- _The tasks_
- 1) In the essay on gentrification in East Flatbush, rewrite the paragraph beginning "Property tax is the new form of red-lining" as a short bulleted list that keeps its main facts.
- 2) Rewrite the lines of the entries between the line holding "4, 984, 20]" and the line holding "412, 91, 427]", inclusive, as a Markdown table with the columns Row and Line, leaving out any blank lines.

- _Extracted text_
********************

Recently during a walk, a Haitian neighbor and fellow homeowner said, “things would only improve in E. Flatbush when white people move in”. I laughed, stunned by the irony of the moment. I quickly rebutted and explained the idea that black and brown people can gentrify their own communities with the proper guidance and leadership. Often when we think of gentrification, we think of high-income white people moving in on low income communities by displacing black and brown people of lesser income. Likewise, when we think of white-flight we conjure up images of red-lining neighborhoods, depreciating property value or attractiveness because whites are moving out. This is the classic language used to support misconceptions of wealth, and stereotypes surrounding the relationship between property value and race.

You often don’t see or hear about black gentrification, but it is simply the process by which professional high income black and brown people concentrate their wealth and ownership in a community; the same as whites. What you do see happening in Brooklyn, to blacks and whites alike, is black-flight – getting “priced out” of a community. In Brooklyn this is primarily caused by appreciating property value and increasing taxes and rent. We mistakenly call it gentrification. By employing this language, we contribute to the culture of speculation that hastens our own disenfranchisement. What is really occurring in E. Flatbush is that a steady in-coming stream of lower income whites are either buying or renting, because they have been themselves priced out of more affluent neighborhoods like Crown Heights, Bed-Stuy or Ft. Greene.

Property tax is the new form of red-lining. It is a punitive state sanctioned tariff designed to “promote” development; gentrification is its justification. In order to correct this cult of punishment, we must begin by first training our thoughts and language to the present realities. For anyone, black or white, owning a home is still a determining factor for personal wealth. Most of us are “house rich – cash poor”, in a city with mounting costs of living. As we discuss the tax effect of re-zoning our community, this will only get worse, causing some homes to become financially insolvent.

Another corrective measure we can take is to become “property literate”. Home-owners must know what the value of their property is composed of and seek the proper advice and partnerships to remain stakeholders in their community. There are other alternatives to selling your property, and there are black and brown professionals that have the skills and the money to buy, invest and build.

Finally, as a high-income earner myself, I understand my responsibility is to promote the growth and not the destruction of my own people. It is incomprehensible that we follow godless and ignorant persons within the political apparatus of our community that promote a re-zoning without first understanding the tax ramifications for most current homeowners. This is an irresponsible, malicious, and self-serving means of securing political fortunes on the back of homeowners and pandering to interests far from our own. But sadly, and more importantly, as our neighborhood “appraises”, by talk of re-zoning and speculation, homeownership becomes further out of reach for black and brown families. In our present strange reality of religious and cultural “pacts” between the Haitian and Orthodox community, we will be unequally yoked.

Today, black homeownership is lower than anytime prior to the 1950’s. Whites concentrate 44 times more wealth than blacks. In Brooklyn all black homeowners are under siege. Third- Party Transfers (TPT) of HFDC’s, TIL and abuses by HPD, as well as NYCHA’s collapse, spell a dire future for us. Now more than ever, it is pressing for our community to engage in a re-tooling of our priorities, and actively pursue solutions that will enable us to use our present assets to secure our financial future.

********************

- _Data in this exercise_
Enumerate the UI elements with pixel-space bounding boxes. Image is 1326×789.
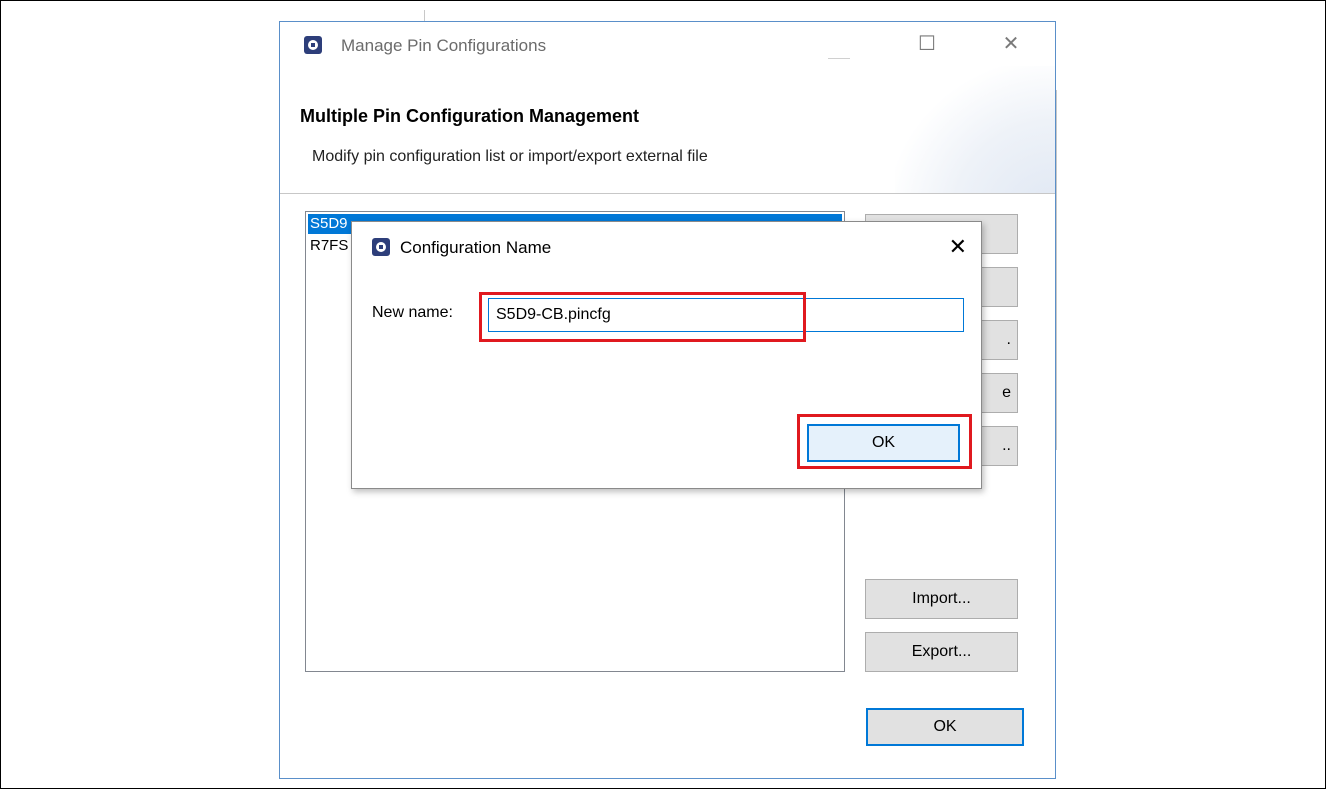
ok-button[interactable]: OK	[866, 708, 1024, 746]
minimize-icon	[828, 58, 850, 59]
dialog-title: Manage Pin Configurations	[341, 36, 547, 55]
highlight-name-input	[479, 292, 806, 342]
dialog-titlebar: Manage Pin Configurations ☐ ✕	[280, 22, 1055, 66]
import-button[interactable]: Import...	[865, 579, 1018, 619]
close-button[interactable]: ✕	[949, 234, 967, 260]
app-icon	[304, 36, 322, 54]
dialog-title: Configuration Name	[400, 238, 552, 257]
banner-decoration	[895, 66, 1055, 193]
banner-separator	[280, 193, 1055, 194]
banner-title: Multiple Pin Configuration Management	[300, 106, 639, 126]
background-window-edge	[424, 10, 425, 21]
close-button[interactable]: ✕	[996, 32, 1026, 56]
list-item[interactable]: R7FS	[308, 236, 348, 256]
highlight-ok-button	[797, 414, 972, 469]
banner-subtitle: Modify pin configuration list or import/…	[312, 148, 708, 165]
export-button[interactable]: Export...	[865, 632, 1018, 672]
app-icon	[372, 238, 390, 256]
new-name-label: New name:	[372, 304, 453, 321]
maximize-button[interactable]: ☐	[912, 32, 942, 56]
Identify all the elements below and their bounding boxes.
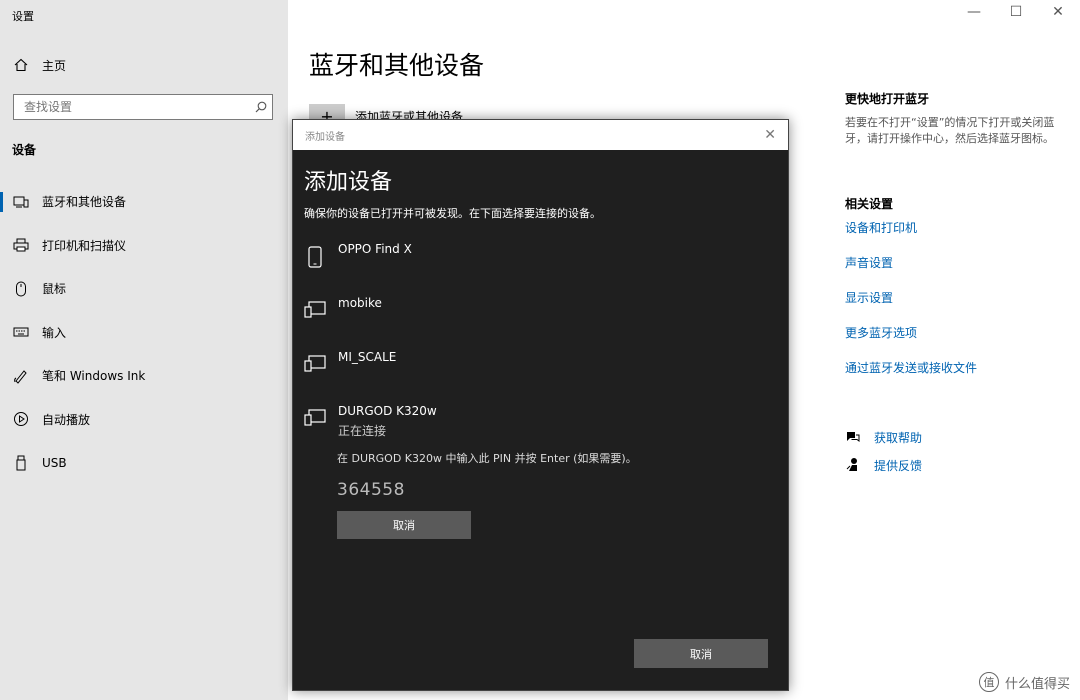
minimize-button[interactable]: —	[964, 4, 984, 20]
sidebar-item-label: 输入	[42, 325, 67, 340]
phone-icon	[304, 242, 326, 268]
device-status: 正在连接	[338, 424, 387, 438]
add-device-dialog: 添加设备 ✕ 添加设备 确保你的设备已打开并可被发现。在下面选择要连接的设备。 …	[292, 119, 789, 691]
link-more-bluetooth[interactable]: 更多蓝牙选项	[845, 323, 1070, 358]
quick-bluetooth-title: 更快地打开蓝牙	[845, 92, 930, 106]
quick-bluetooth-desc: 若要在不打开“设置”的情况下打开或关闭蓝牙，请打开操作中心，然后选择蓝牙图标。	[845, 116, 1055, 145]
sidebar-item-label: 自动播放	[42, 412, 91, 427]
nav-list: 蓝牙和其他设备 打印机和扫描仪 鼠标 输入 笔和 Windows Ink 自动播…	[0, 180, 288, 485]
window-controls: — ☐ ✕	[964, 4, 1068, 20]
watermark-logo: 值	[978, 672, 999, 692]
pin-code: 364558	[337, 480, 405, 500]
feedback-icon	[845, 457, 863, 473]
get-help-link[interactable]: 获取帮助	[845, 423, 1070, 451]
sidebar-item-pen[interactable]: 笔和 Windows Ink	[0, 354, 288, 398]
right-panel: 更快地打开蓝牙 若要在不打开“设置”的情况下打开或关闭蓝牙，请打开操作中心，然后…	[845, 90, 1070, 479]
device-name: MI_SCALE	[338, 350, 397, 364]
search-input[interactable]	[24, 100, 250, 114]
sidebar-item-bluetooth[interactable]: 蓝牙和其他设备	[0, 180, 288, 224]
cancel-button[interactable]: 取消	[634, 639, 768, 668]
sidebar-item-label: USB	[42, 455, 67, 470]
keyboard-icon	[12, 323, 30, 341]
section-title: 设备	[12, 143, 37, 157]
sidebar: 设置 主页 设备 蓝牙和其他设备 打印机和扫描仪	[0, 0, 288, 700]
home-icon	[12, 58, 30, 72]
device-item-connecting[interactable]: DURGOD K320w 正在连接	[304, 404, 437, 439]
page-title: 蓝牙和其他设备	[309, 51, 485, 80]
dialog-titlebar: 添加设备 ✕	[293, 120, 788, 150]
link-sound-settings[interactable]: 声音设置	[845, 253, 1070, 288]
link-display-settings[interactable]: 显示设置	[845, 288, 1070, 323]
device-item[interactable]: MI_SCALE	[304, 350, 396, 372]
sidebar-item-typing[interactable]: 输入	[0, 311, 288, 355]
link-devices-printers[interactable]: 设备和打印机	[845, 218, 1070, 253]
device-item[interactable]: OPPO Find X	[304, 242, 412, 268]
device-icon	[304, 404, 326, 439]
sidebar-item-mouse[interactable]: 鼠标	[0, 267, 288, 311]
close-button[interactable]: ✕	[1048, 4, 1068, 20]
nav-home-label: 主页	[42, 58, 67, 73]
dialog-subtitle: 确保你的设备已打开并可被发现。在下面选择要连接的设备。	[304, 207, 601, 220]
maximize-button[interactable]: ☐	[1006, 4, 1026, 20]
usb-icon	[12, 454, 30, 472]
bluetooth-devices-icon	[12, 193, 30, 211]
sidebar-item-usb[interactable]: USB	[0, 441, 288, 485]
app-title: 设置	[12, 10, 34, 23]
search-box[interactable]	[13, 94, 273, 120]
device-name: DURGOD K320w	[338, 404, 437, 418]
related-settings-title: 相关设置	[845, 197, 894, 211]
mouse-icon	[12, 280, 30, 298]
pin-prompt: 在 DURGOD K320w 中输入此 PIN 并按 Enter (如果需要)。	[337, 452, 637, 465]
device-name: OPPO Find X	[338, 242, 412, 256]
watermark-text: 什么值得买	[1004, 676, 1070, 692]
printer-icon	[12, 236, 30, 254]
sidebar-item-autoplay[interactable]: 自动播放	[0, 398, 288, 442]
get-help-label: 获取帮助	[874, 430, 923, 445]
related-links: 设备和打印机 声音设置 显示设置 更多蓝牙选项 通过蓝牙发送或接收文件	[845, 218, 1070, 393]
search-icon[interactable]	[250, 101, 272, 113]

********************

- _Solutions to the exercise_
- 1)
- Property tax is the new red-lining: a punitive, state-sanctioned tariff meant to "promote" development, with gentrification as its justification.
- Correcting this starts with training thoughts and language to fit present realities.
- For anyone, black or white, owning a home is still a determining factor for personal wealth.
- Most people are "house rich – cash poor" in a city with mounting living costs.
- The tax effect of re-zoning the community will make this worse, leaving some homes financially insolvent.

- 2)
| Row | Line |
|---|---|
| 1 | minimize-button[interactable]: —	[964, 4, 984, 20] |
| 2 | sidebar-item-label: 输入	[42, 325, 67, 340] |
| 3 | phone-icon	[304, 242, 326, 268] |
| 4 | device-status: 正在连接	[338, 424, 387, 438] |
| 5 | add-device-dialog: 添加设备 ✕ 添加设备 确保你的设备已打开并可被发现。在下面选择要连接的设备。 …	[292, 119, 789, 691] |
| 6 | link-more-bluetooth[interactable]: 更多蓝牙选项	[845, 323, 1070, 358] |
| 7 | quick-bluetooth-title: 更快地打开蓝牙	[845, 92, 930, 106] |
| 8 | quick-bluetooth-desc: 若要在不打开“设置”的情况下打开或关闭蓝牙，请打开操作中心，然后选择蓝牙图标。	[845, 116, 1055, 145] |
| 9 | sidebar-item-label: 自动播放	[42, 412, 91, 427] |